>> Begin
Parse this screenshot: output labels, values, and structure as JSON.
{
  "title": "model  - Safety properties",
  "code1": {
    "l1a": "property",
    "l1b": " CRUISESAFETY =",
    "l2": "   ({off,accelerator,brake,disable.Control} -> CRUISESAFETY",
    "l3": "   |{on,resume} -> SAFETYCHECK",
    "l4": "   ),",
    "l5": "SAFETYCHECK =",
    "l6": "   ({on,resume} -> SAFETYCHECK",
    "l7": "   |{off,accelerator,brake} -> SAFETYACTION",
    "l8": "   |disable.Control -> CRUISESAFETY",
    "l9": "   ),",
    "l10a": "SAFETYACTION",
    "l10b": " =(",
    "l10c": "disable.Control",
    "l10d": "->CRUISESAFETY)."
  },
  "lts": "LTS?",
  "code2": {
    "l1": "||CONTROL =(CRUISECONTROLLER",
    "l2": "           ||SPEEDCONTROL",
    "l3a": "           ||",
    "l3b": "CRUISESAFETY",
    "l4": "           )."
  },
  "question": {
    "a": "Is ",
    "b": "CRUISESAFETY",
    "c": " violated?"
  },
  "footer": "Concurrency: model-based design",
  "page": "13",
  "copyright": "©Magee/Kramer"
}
>> End
Exercise prompt: Repeat the material above exactly.

Reply to the exercise:
Parse this screenshot: output labels, values, and structure as JSON.
{
  "title": "model  - Safety properties",
  "code1": {
    "l1a": "property",
    "l1b": " CRUISESAFETY =",
    "l2": "   ({off,accelerator,brake,disable.Control} -> CRUISESAFETY",
    "l3": "   |{on,resume} -> SAFETYCHECK",
    "l4": "   ),",
    "l5": "SAFETYCHECK =",
    "l6": "   ({on,resume} -> SAFETYCHECK",
    "l7": "   |{off,accelerator,brake} -> SAFETYACTION",
    "l8": "   |disable.Control -> CRUISESAFETY",
    "l9": "   ),",
    "l10a": "SAFETYACTION",
    "l10b": " =(",
    "l10c": "disable.Control",
    "l10d": "->CRUISESAFETY)."
  },
  "lts": "LTS?",
  "code2": {
    "l1": "||CONTROL =(CRUISECONTROLLER",
    "l2": "           ||SPEEDCONTROL",
    "l3a": "           ||",
    "l3b": "CRUISESAFETY",
    "l4": "           )."
  },
  "question": {
    "a": "Is ",
    "b": "CRUISESAFETY",
    "c": " violated?"
  },
  "footer": "Concurrency: model-based design",
  "page": "13",
  "copyright": "©Magee/Kramer"
}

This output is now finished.